[Rows from a figure dataset]
--

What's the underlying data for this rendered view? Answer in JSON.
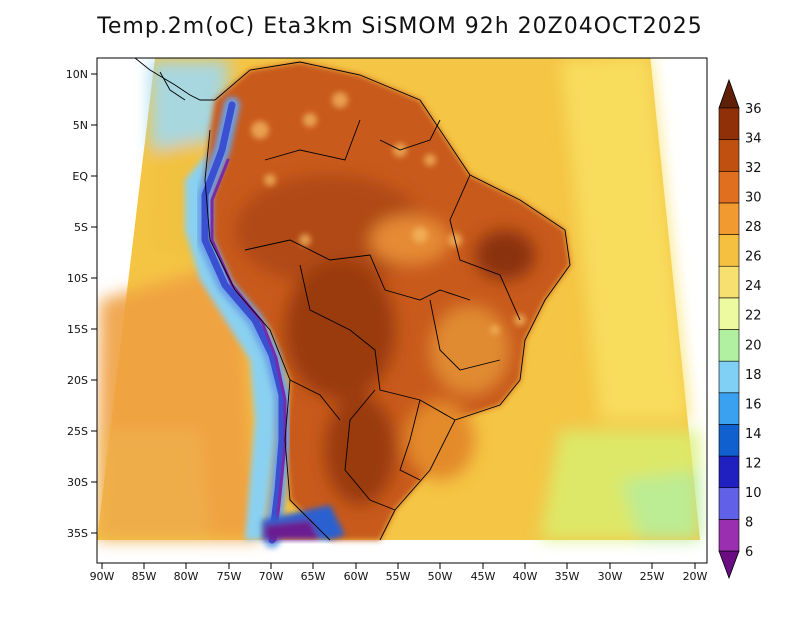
{
  "title": "Temp.2m(oC) Eta3km SiSMOM 92h 20Z04OCT2025",
  "map": {
    "lat_labels": [
      "10N",
      "5N",
      "EQ",
      "5S",
      "10S",
      "15S",
      "20S",
      "25S",
      "30S",
      "35S"
    ],
    "lon_labels": [
      "90W",
      "85W",
      "80W",
      "75W",
      "70W",
      "65W",
      "60W",
      "55W",
      "50W",
      "45W",
      "40W",
      "35W",
      "30W",
      "25W",
      "20W"
    ]
  },
  "colorbar": {
    "labels": [
      "6",
      "8",
      "10",
      "12",
      "14",
      "16",
      "18",
      "20",
      "22",
      "24",
      "26",
      "28",
      "30",
      "32",
      "34",
      "36"
    ],
    "colors": [
      "#6a0d83",
      "#9a2fb0",
      "#6060e8",
      "#2020c0",
      "#1060d0",
      "#3aa0f0",
      "#80d0f5",
      "#b0f0a0",
      "#eefaa0",
      "#f8e070",
      "#f5c040",
      "#f09a30",
      "#e07020",
      "#c05010",
      "#903008",
      "#602008"
    ]
  }
}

--

### [Aim of the exercise]
Set down the material exactly, every line of it, except for the pictures.

### [Solution to this problem]
What's the underlying data for this rendered view? Answer in JSON.
{
  "title": "Temp.2m(oC) Eta3km SiSMOM 92h 20Z04OCT2025",
  "map": {
    "lat_labels": [
      "10N",
      "5N",
      "EQ",
      "5S",
      "10S",
      "15S",
      "20S",
      "25S",
      "30S",
      "35S"
    ],
    "lon_labels": [
      "90W",
      "85W",
      "80W",
      "75W",
      "70W",
      "65W",
      "60W",
      "55W",
      "50W",
      "45W",
      "40W",
      "35W",
      "30W",
      "25W",
      "20W"
    ]
  },
  "colorbar": {
    "labels": [
      "6",
      "8",
      "10",
      "12",
      "14",
      "16",
      "18",
      "20",
      "22",
      "24",
      "26",
      "28",
      "30",
      "32",
      "34",
      "36"
    ],
    "colors": [
      "#6a0d83",
      "#9a2fb0",
      "#6060e8",
      "#2020c0",
      "#1060d0",
      "#3aa0f0",
      "#80d0f5",
      "#b0f0a0",
      "#eefaa0",
      "#f8e070",
      "#f5c040",
      "#f09a30",
      "#e07020",
      "#c05010",
      "#903008",
      "#602008"
    ]
  }
}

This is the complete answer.